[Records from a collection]
..........

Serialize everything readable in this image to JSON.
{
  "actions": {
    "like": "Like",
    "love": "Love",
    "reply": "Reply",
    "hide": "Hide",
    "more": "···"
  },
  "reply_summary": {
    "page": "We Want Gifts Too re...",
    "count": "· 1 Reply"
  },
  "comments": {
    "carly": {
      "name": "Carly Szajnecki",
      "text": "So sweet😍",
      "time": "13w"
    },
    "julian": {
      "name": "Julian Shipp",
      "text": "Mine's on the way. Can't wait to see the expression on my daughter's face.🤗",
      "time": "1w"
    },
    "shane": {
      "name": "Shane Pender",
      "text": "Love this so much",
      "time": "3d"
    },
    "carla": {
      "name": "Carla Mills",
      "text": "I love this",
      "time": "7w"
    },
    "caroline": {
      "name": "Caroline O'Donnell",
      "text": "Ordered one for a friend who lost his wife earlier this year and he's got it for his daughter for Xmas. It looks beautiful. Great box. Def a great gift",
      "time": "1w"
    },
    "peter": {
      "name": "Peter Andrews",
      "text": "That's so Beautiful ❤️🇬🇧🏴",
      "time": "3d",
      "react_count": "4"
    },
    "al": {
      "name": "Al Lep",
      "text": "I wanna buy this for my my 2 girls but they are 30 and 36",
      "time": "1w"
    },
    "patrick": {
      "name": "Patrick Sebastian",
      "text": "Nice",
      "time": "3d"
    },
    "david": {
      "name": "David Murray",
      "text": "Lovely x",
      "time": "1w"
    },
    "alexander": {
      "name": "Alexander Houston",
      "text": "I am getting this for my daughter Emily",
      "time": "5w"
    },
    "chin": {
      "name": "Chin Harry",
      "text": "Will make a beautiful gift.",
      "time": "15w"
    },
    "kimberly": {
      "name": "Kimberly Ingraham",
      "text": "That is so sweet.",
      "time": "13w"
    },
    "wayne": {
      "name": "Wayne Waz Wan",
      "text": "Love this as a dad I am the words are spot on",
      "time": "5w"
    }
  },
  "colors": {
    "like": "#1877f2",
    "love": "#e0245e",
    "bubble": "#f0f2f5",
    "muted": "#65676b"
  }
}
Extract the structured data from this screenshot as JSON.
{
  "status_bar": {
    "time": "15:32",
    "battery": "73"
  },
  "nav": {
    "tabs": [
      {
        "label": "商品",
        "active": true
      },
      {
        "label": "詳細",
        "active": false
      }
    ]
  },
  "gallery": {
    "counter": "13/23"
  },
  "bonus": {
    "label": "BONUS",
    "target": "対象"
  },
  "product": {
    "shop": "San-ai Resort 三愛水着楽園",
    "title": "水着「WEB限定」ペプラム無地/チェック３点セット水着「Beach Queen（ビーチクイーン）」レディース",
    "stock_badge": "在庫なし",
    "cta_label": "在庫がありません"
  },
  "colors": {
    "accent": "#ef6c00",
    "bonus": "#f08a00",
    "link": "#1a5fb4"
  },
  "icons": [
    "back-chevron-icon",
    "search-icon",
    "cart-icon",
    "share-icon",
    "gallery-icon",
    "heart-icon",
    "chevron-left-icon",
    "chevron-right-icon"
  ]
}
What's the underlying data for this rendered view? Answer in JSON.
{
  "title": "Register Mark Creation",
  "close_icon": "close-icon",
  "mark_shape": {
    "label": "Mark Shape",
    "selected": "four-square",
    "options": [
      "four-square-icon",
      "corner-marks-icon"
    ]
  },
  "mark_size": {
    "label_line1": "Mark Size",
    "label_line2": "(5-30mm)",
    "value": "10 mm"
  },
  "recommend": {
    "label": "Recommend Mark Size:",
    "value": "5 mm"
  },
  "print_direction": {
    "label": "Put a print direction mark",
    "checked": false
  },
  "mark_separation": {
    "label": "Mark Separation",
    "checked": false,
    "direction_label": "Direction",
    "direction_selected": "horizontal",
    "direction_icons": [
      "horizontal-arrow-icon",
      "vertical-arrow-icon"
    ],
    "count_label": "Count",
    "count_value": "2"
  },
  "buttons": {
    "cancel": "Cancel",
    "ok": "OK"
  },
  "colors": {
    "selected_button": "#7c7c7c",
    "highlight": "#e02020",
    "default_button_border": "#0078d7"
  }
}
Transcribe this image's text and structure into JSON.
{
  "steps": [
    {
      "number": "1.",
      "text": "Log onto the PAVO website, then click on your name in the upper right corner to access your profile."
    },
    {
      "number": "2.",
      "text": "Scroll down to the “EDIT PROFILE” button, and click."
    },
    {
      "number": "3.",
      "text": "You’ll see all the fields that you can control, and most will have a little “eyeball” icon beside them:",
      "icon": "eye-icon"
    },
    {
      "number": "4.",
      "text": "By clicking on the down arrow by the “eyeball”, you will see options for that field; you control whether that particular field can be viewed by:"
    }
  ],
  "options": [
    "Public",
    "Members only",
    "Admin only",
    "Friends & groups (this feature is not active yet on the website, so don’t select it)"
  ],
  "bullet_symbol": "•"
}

..........

GIVEN PROBLEM
Above are some records. Print them all exactly.

RESULT OF THE EXERCISE
Serialize everything readable in this image to JSON.
{
  "actions": {
    "like": "Like",
    "love": "Love",
    "reply": "Reply",
    "hide": "Hide",
    "more": "···"
  },
  "reply_summary": {
    "page": "We Want Gifts Too re...",
    "count": "· 1 Reply"
  },
  "comments": {
    "carly": {
      "name": "Carly Szajnecki",
      "text": "So sweet😍",
      "time": "13w"
    },
    "julian": {
      "name": "Julian Shipp",
      "text": "Mine's on the way. Can't wait to see the expression on my daughter's face.🤗",
      "time": "1w"
    },
    "shane": {
      "name": "Shane Pender",
      "text": "Love this so much",
      "time": "3d"
    },
    "carla": {
      "name": "Carla Mills",
      "text": "I love this",
      "time": "7w"
    },
    "caroline": {
      "name": "Caroline O'Donnell",
      "text": "Ordered one for a friend who lost his wife earlier this year and he's got it for his daughter for Xmas. It looks beautiful. Great box. Def a great gift",
      "time": "1w"
    },
    "peter": {
      "name": "Peter Andrews",
      "text": "That's so Beautiful ❤️🇬🇧🏴",
      "time": "3d",
      "react_count": "4"
    },
    "al": {
      "name": "Al Lep",
      "text": "I wanna buy this for my my 2 girls but they are 30 and 36",
      "time": "1w"
    },
    "patrick": {
      "name": "Patrick Sebastian",
      "text": "Nice",
      "time": "3d"
    },
    "david": {
      "name": "David Murray",
      "text": "Lovely x",
      "time": "1w"
    },
    "alexander": {
      "name": "Alexander Houston",
      "text": "I am getting this for my daughter Emily",
      "time": "5w"
    },
    "chin": {
      "name": "Chin Harry",
      "text": "Will make a beautiful gift.",
      "time": "15w"
    },
    "kimberly": {
      "name": "Kimberly Ingraham",
      "text": "That is so sweet.",
      "time": "13w"
    },
    "wayne": {
      "name": "Wayne Waz Wan",
      "text": "Love this as a dad I am the words are spot on",
      "time": "5w"
    }
  },
  "colors": {
    "like": "#1877f2",
    "love": "#e0245e",
    "bubble": "#f0f2f5",
    "muted": "#65676b"
  }
}
Extract the structured data from this screenshot as JSON.
{
  "status_bar": {
    "time": "15:32",
    "battery": "73"
  },
  "nav": {
    "tabs": [
      {
        "label": "商品",
        "active": true
      },
      {
        "label": "詳細",
        "active": false
      }
    ]
  },
  "gallery": {
    "counter": "13/23"
  },
  "bonus": {
    "label": "BONUS",
    "target": "対象"
  },
  "product": {
    "shop": "San-ai Resort 三愛水着楽園",
    "title": "水着「WEB限定」ペプラム無地/チェック３点セット水着「Beach Queen（ビーチクイーン）」レディース",
    "stock_badge": "在庫なし",
    "cta_label": "在庫がありません"
  },
  "colors": {
    "accent": "#ef6c00",
    "bonus": "#f08a00",
    "link": "#1a5fb4"
  },
  "icons": [
    "back-chevron-icon",
    "search-icon",
    "cart-icon",
    "share-icon",
    "gallery-icon",
    "heart-icon",
    "chevron-left-icon",
    "chevron-right-icon"
  ]
}
What's the underlying data for this rendered view? Answer in JSON.
{
  "title": "Register Mark Creation",
  "close_icon": "close-icon",
  "mark_shape": {
    "label": "Mark Shape",
    "selected": "four-square",
    "options": [
      "four-square-icon",
      "corner-marks-icon"
    ]
  },
  "mark_size": {
    "label_line1": "Mark Size",
    "label_line2": "(5-30mm)",
    "value": "10 mm"
  },
  "recommend": {
    "label": "Recommend Mark Size:",
    "value": "5 mm"
  },
  "print_direction": {
    "label": "Put a print direction mark",
    "checked": false
  },
  "mark_separation": {
    "label": "Mark Separation",
    "checked": false,
    "direction_label": "Direction",
    "direction_selected": "horizontal",
    "direction_icons": [
      "horizontal-arrow-icon",
      "vertical-arrow-icon"
    ],
    "count_label": "Count",
    "count_value": "2"
  },
  "buttons": {
    "cancel": "Cancel",
    "ok": "OK"
  },
  "colors": {
    "selected_button": "#7c7c7c",
    "highlight": "#e02020",
    "default_button_border": "#0078d7"
  }
}
Transcribe this image's text and structure into JSON.
{
  "steps": [
    {
      "number": "1.",
      "text": "Log onto the PAVO website, then click on your name in the upper right corner to access your profile."
    },
    {
      "number": "2.",
      "text": "Scroll down to the “EDIT PROFILE” button, and click."
    },
    {
      "number": "3.",
      "text": "You’ll see all the fields that you can control, and most will have a little “eyeball” icon beside them:",
      "icon": "eye-icon"
    },
    {
      "number": "4.",
      "text": "By clicking on the down arrow by the “eyeball”, you will see options for that field; you control whether that particular field can be viewed by:"
    }
  ],
  "options": [
    "Public",
    "Members only",
    "Admin only",
    "Friends & groups (this feature is not active yet on the website, so don’t select it)"
  ],
  "bullet_symbol": "•"
}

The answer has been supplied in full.